- _Goal_
Could you print all the entries exactly?

# Start of Source data

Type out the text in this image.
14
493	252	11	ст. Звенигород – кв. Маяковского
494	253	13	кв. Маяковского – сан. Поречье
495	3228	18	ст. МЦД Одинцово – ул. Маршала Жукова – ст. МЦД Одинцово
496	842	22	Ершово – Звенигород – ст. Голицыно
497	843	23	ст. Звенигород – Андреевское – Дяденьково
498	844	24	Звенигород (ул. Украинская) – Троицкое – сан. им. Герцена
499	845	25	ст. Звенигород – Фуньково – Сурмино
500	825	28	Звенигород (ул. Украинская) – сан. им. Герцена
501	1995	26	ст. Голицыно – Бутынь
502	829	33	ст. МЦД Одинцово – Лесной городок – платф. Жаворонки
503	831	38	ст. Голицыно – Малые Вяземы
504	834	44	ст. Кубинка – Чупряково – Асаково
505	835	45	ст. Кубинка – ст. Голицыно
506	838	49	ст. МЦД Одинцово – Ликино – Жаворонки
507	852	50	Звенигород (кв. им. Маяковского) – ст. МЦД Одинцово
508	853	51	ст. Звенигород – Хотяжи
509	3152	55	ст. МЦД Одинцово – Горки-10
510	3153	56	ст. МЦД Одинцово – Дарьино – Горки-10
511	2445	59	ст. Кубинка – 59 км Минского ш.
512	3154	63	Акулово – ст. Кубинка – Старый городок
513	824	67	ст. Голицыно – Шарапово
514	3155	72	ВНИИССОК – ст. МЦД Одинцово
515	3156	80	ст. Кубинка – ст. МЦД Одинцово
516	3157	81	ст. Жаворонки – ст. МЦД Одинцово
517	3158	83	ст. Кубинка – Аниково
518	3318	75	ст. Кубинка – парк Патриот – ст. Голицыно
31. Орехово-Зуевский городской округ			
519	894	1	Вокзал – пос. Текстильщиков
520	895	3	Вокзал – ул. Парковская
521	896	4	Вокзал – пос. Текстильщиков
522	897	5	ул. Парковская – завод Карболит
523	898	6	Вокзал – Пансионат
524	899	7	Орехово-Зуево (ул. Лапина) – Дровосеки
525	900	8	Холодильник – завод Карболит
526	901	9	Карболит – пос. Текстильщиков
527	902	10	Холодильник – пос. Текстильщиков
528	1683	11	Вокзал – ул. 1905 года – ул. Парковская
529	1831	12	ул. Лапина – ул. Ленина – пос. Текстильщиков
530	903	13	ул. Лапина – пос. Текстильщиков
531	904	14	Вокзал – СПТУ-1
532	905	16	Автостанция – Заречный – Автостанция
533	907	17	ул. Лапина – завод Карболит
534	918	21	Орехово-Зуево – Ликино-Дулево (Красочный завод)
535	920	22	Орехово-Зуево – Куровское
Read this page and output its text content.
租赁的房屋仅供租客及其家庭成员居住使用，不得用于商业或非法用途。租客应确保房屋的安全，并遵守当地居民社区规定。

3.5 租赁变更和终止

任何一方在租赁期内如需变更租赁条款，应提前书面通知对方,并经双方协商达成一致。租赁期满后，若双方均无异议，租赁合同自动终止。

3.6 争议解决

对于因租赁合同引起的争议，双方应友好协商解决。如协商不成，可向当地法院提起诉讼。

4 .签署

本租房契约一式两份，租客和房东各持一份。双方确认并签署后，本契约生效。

# End of Source data

- _Written response_
Type out the text in this image.
14
493	252	11	ст. Звенигород – кв. Маяковского
494	253	13	кв. Маяковского – сан. Поречье
495	3228	18	ст. МЦД Одинцово – ул. Маршала Жукова – ст. МЦД Одинцово
496	842	22	Ершово – Звенигород – ст. Голицыно
497	843	23	ст. Звенигород – Андреевское – Дяденьково
498	844	24	Звенигород (ул. Украинская) – Троицкое – сан. им. Герцена
499	845	25	ст. Звенигород – Фуньково – Сурмино
500	825	28	Звенигород (ул. Украинская) – сан. им. Герцена
501	1995	26	ст. Голицыно – Бутынь
502	829	33	ст. МЦД Одинцово – Лесной городок – платф. Жаворонки
503	831	38	ст. Голицыно – Малые Вяземы
504	834	44	ст. Кубинка – Чупряково – Асаково
505	835	45	ст. Кубинка – ст. Голицыно
506	838	49	ст. МЦД Одинцово – Ликино – Жаворонки
507	852	50	Звенигород (кв. им. Маяковского) – ст. МЦД Одинцово
508	853	51	ст. Звенигород – Хотяжи
509	3152	55	ст. МЦД Одинцово – Горки-10
510	3153	56	ст. МЦД Одинцово – Дарьино – Горки-10
511	2445	59	ст. Кубинка – 59 км Минского ш.
512	3154	63	Акулово – ст. Кубинка – Старый городок
513	824	67	ст. Голицыно – Шарапово
514	3155	72	ВНИИССОК – ст. МЦД Одинцово
515	3156	80	ст. Кубинка – ст. МЦД Одинцово
516	3157	81	ст. Жаворонки – ст. МЦД Одинцово
517	3158	83	ст. Кубинка – Аниково
518	3318	75	ст. Кубинка – парк Патриот – ст. Голицыно
31. Орехово-Зуевский городской округ			
519	894	1	Вокзал – пос. Текстильщиков
520	895	3	Вокзал – ул. Парковская
521	896	4	Вокзал – пос. Текстильщиков
522	897	5	ул. Парковская – завод Карболит
523	898	6	Вокзал – Пансионат
524	899	7	Орехово-Зуево (ул. Лапина) – Дровосеки
525	900	8	Холодильник – завод Карболит
526	901	9	Карболит – пос. Текстильщиков
527	902	10	Холодильник – пос. Текстильщиков
528	1683	11	Вокзал – ул. 1905 года – ул. Парковская
529	1831	12	ул. Лапина – ул. Ленина – пос. Текстильщиков
530	903	13	ул. Лапина – пос. Текстильщиков
531	904	14	Вокзал – СПТУ-1
532	905	16	Автостанция – Заречный – Автостанция
533	907	17	ул. Лапина – завод Карболит
534	918	21	Орехово-Зуево – Ликино-Дулево (Красочный завод)
535	920	22	Орехово-Зуево – Куровское
Read this page and output its text content.
租赁的房屋仅供租客及其家庭成员居住使用，不得用于商业或非法用途。租客应确保房屋的安全，并遵守当地居民社区规定。

3.5 租赁变更和终止

任何一方在租赁期内如需变更租赁条款，应提前书面通知对方,并经双方协商达成一致。租赁期满后，若双方均无异议，租赁合同自动终止。

3.6 争议解决

对于因租赁合同引起的争议，双方应友好协商解决。如协商不成，可向当地法院提起诉讼。

4 .签署

本租房契约一式两份，租客和房东各持一份。双方确认并签署后，本契约生效。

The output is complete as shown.